**Exercise prompt:**
Lines containing "duration" are to be counted. Give the number and nothing more.

Records from a data collection
------------------------------------------------
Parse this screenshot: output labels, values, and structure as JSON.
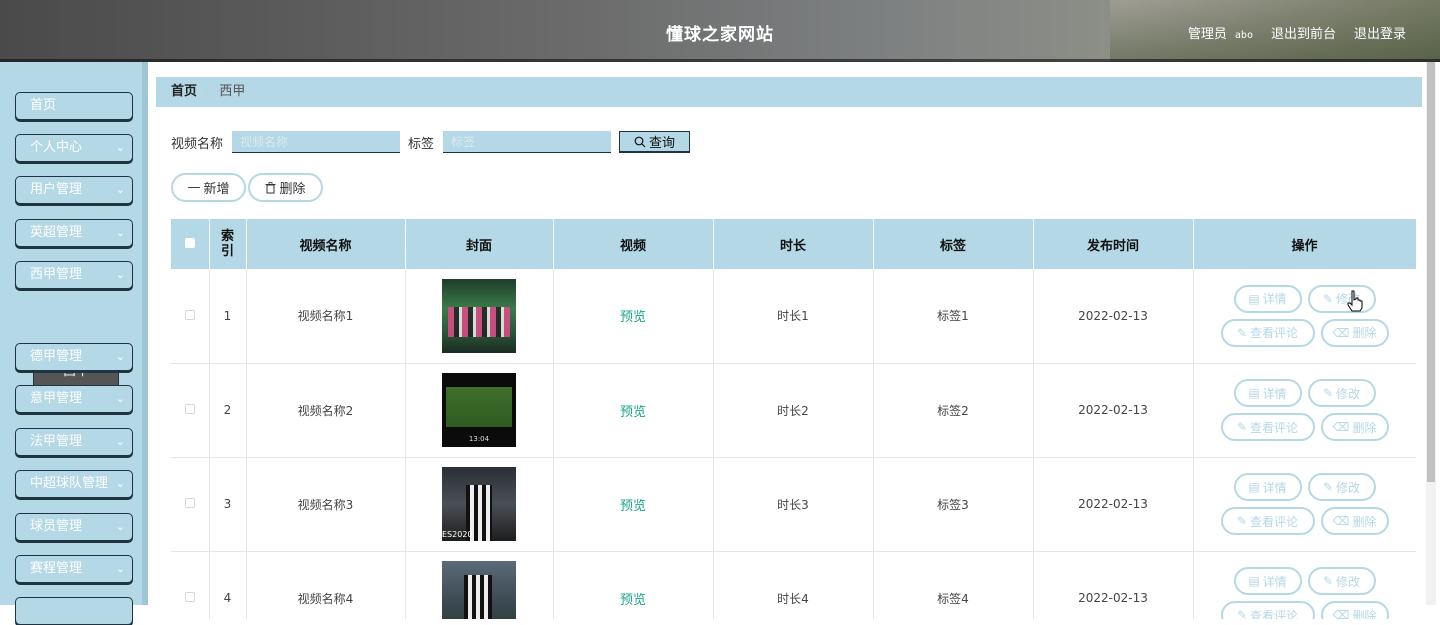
{
  "header": {
    "title": "懂球之家网站",
    "role_label": "管理员",
    "username": "abo",
    "to_front": "退出到前台",
    "logout": "退出登录"
  },
  "sidebar": {
    "items": [
      {
        "label": "首页",
        "has_children": false
      },
      {
        "label": "个人中心",
        "has_children": true
      },
      {
        "label": "用户管理",
        "has_children": true
      },
      {
        "label": "英超管理",
        "has_children": true
      },
      {
        "label": "西甲管理",
        "has_children": true
      },
      {
        "label": "德甲管理",
        "has_children": true
      },
      {
        "label": "意甲管理",
        "has_children": true
      },
      {
        "label": "法甲管理",
        "has_children": true
      },
      {
        "label": "中超球队管理",
        "has_children": true
      },
      {
        "label": "球员管理",
        "has_children": true
      },
      {
        "label": "赛程管理",
        "has_children": true
      }
    ],
    "submenu_active": "西甲"
  },
  "breadcrumb": {
    "home": "首页",
    "current": "西甲"
  },
  "search": {
    "name_label": "视频名称",
    "name_placeholder": "视频名称",
    "tag_label": "标签",
    "tag_placeholder": "标签",
    "query_label": "查询"
  },
  "actions": {
    "add_label": "新增",
    "delete_label": "删除"
  },
  "table": {
    "headers": [
      "索引",
      "视频名称",
      "封面",
      "视频",
      "时长",
      "标签",
      "发布时间",
      "操作"
    ],
    "rows": [
      {
        "index": "1",
        "name": "视频名称1",
        "video": "预览",
        "duration": "时长1",
        "tag": "标签1",
        "date": "2022-02-13"
      },
      {
        "index": "2",
        "name": "视频名称2",
        "video": "预览",
        "duration": "时长2",
        "tag": "标签2",
        "date": "2022-02-13"
      },
      {
        "index": "3",
        "name": "视频名称3",
        "video": "预览",
        "duration": "时长3",
        "tag": "标签3",
        "date": "2022-02-13"
      },
      {
        "index": "4",
        "name": "视频名称4",
        "video": "预览",
        "duration": "时长4",
        "tag": "标签4",
        "date": "2022-02-13"
      }
    ],
    "op_labels": {
      "detail": "详情",
      "edit": "修改",
      "comments": "查看评论",
      "delete": "删除"
    }
  },
  "colors": {
    "accent": "#b4d8e6",
    "border_dark": "#1e3440",
    "preview_link": "#19a58a"
  }
}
------------------------------------------------
**The result:**
4